**Brief**
Write out the records word for word, with no pictures.

--- BEGIN ---

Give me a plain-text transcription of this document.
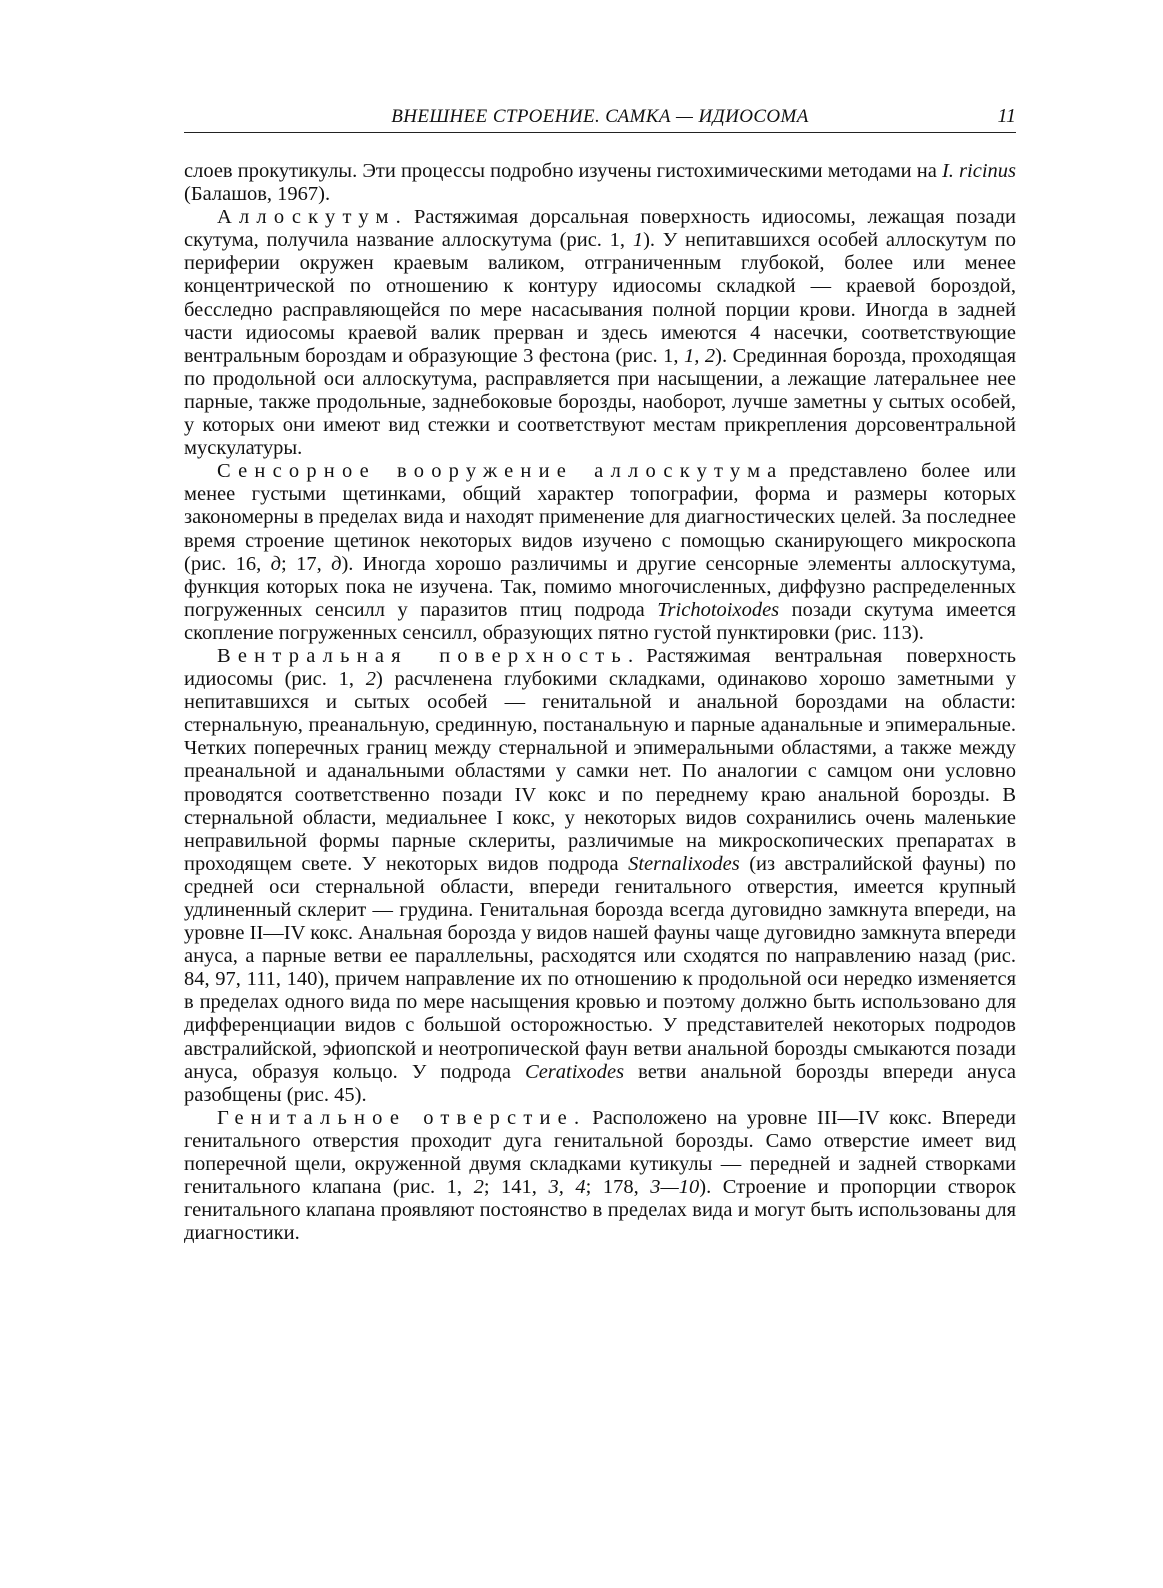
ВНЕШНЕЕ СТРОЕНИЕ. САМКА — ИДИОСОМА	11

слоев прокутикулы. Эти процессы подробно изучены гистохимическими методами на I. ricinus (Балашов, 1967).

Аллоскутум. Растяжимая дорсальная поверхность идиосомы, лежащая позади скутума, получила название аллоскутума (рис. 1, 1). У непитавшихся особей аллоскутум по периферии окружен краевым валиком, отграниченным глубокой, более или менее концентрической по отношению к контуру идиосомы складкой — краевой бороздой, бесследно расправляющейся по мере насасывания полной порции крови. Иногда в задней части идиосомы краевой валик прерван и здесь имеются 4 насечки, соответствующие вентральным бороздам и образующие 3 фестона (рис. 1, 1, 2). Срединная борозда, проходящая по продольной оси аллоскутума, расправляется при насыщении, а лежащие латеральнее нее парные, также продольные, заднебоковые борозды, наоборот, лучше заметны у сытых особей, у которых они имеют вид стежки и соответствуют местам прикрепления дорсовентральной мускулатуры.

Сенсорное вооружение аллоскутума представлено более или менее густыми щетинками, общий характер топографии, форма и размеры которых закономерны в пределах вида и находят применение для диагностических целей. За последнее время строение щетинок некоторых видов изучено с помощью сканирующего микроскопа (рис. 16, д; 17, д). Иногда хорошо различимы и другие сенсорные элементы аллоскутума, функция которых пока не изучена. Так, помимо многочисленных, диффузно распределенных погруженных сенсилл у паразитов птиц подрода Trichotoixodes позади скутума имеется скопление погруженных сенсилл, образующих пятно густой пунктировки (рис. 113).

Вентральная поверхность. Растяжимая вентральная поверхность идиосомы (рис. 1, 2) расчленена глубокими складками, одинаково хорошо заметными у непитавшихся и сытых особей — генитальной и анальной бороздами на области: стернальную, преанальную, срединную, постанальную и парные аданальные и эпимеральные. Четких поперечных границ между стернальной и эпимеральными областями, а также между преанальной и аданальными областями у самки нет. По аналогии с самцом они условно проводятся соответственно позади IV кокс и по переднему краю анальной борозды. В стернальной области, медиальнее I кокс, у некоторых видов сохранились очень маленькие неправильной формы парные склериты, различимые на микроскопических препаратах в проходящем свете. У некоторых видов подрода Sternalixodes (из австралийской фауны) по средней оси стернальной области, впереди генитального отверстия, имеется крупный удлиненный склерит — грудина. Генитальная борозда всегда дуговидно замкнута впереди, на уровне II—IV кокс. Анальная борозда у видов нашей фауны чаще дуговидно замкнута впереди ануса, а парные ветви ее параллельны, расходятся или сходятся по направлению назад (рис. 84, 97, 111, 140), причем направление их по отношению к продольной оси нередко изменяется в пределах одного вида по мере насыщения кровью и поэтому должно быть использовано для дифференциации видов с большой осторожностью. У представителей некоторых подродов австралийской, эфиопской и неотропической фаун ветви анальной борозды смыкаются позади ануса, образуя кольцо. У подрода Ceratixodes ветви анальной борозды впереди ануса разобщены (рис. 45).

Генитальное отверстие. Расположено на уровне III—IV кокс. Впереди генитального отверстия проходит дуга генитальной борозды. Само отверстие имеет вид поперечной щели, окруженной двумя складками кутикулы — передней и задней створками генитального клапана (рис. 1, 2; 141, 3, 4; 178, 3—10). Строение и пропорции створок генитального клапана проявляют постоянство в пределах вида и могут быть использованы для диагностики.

--- END ---

**Task solution**
Give me a plain-text transcription of this document.
ВНЕШНЕЕ СТРОЕНИЕ. САМКА — ИДИОСОМА	11

слоев прокутикулы. Эти процессы подробно изучены гистохимическими методами на I. ricinus (Балашов, 1967).

Аллоскутум. Растяжимая дорсальная поверхность идиосомы, лежащая позади скутума, получила название аллоскутума (рис. 1, 1). У непитавшихся особей аллоскутум по периферии окружен краевым валиком, отграниченным глубокой, более или менее концентрической по отношению к контуру идиосомы складкой — краевой бороздой, бесследно расправляющейся по мере насасывания полной порции крови. Иногда в задней части идиосомы краевой валик прерван и здесь имеются 4 насечки, соответствующие вентральным бороздам и образующие 3 фестона (рис. 1, 1, 2). Срединная борозда, проходящая по продольной оси аллоскутума, расправляется при насыщении, а лежащие латеральнее нее парные, также продольные, заднебоковые борозды, наоборот, лучше заметны у сытых особей, у которых они имеют вид стежки и соответствуют местам прикрепления дорсовентральной мускулатуры.

Сенсорное вооружение аллоскутума представлено более или менее густыми щетинками, общий характер топографии, форма и размеры которых закономерны в пределах вида и находят применение для диагностических целей. За последнее время строение щетинок некоторых видов изучено с помощью сканирующего микроскопа (рис. 16, д; 17, д). Иногда хорошо различимы и другие сенсорные элементы аллоскутума, функция которых пока не изучена. Так, помимо многочисленных, диффузно распределенных погруженных сенсилл у паразитов птиц подрода Trichotoixodes позади скутума имеется скопление погруженных сенсилл, образующих пятно густой пунктировки (рис. 113).

Вентральная поверхность. Растяжимая вентральная поверхность идиосомы (рис. 1, 2) расчленена глубокими складками, одинаково хорошо заметными у непитавшихся и сытых особей — генитальной и анальной бороздами на области: стернальную, преанальную, срединную, постанальную и парные аданальные и эпимеральные. Четких поперечных границ между стернальной и эпимеральными областями, а также между преанальной и аданальными областями у самки нет. По аналогии с самцом они условно проводятся соответственно позади IV кокс и по переднему краю анальной борозды. В стернальной области, медиальнее I кокс, у некоторых видов сохранились очень маленькие неправильной формы парные склериты, различимые на микроскопических препаратах в проходящем свете. У некоторых видов подрода Sternalixodes (из австралийской фауны) по средней оси стернальной области, впереди генитального отверстия, имеется крупный удлиненный склерит — грудина. Генитальная борозда всегда дуговидно замкнута впереди, на уровне II—IV кокс. Анальная борозда у видов нашей фауны чаще дуговидно замкнута впереди ануса, а парные ветви ее параллельны, расходятся или сходятся по направлению назад (рис. 84, 97, 111, 140), причем направление их по отношению к продольной оси нередко изменяется в пределах одного вида по мере насыщения кровью и поэтому должно быть использовано для дифференциации видов с большой осторожностью. У представителей некоторых подродов австралийской, эфиопской и неотропической фаун ветви анальной борозды смыкаются позади ануса, образуя кольцо. У подрода Ceratixodes ветви анальной борозды впереди ануса разобщены (рис. 45).

Генитальное отверстие. Расположено на уровне III—IV кокс. Впереди генитального отверстия проходит дуга генитальной борозды. Само отверстие имеет вид поперечной щели, окруженной двумя складками кутикулы — передней и задней створками генитального клапана (рис. 1, 2; 141, 3, 4; 178, 3—10). Строение и пропорции створок генитального клапана проявляют постоянство в пределах вида и могут быть использованы для диагностики.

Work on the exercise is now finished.